-- Begin Supplied data --

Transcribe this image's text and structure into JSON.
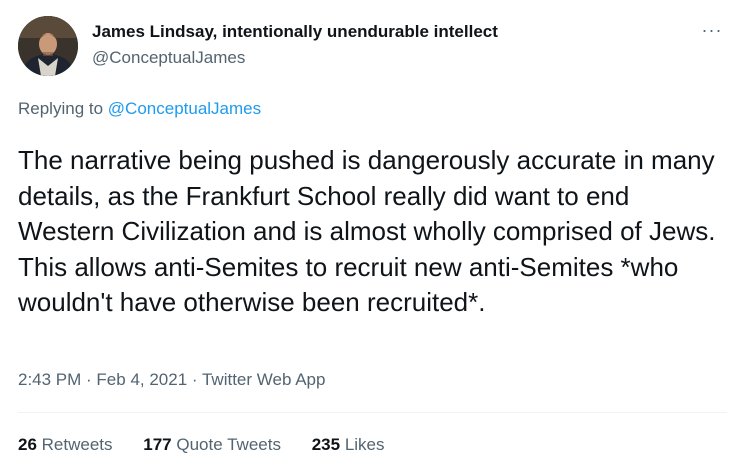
{
  "author": {
    "display_name": "James Lindsay, intentionally unendurable intellect",
    "handle": "@ConceptualJames",
    "avatar_icon": "profile-photo"
  },
  "more_icon": "ellipsis-icon",
  "more_label": "···",
  "reply": {
    "prefix": "Replying to",
    "target": "@ConceptualJames"
  },
  "tweet": {
    "text": "The narrative being pushed is dangerously accurate in many details, as the Frankfurt School really did want to end Western Civilization and is almost wholly comprised of Jews. This allows anti-Semites to recruit new anti-Semites *who wouldn't have otherwise been recruited*."
  },
  "meta": {
    "time": "2:43 PM",
    "separator": " · ",
    "date": "Feb 4, 2021",
    "source": "Twitter Web App"
  },
  "stats": {
    "retweets_count": "26",
    "retweets_label": "Retweets",
    "quote_count": "177",
    "quote_label": "Quote Tweets",
    "likes_count": "235",
    "likes_label": "Likes"
  },
  "colors": {
    "accent": "#1d9bf0",
    "text": "#0f1419",
    "secondary": "#536471",
    "divider": "#eff3f4"
  }
}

-- End Supplied data --

• [Exercise directions] Print the records above exactly as they stand, but leave out the pictures.

• [Written answer]
Transcribe this image's text and structure into JSON.
{
  "author": {
    "display_name": "James Lindsay, intentionally unendurable intellect",
    "handle": "@ConceptualJames",
    "avatar_icon": "profile-photo"
  },
  "more_icon": "ellipsis-icon",
  "more_label": "···",
  "reply": {
    "prefix": "Replying to",
    "target": "@ConceptualJames"
  },
  "tweet": {
    "text": "The narrative being pushed is dangerously accurate in many details, as the Frankfurt School really did want to end Western Civilization and is almost wholly comprised of Jews. This allows anti-Semites to recruit new anti-Semites *who wouldn't have otherwise been recruited*."
  },
  "meta": {
    "time": "2:43 PM",
    "separator": " · ",
    "date": "Feb 4, 2021",
    "source": "Twitter Web App"
  },
  "stats": {
    "retweets_count": "26",
    "retweets_label": "Retweets",
    "quote_count": "177",
    "quote_label": "Quote Tweets",
    "likes_count": "235",
    "likes_label": "Likes"
  },
  "colors": {
    "accent": "#1d9bf0",
    "text": "#0f1419",
    "secondary": "#536471",
    "divider": "#eff3f4"
  }
}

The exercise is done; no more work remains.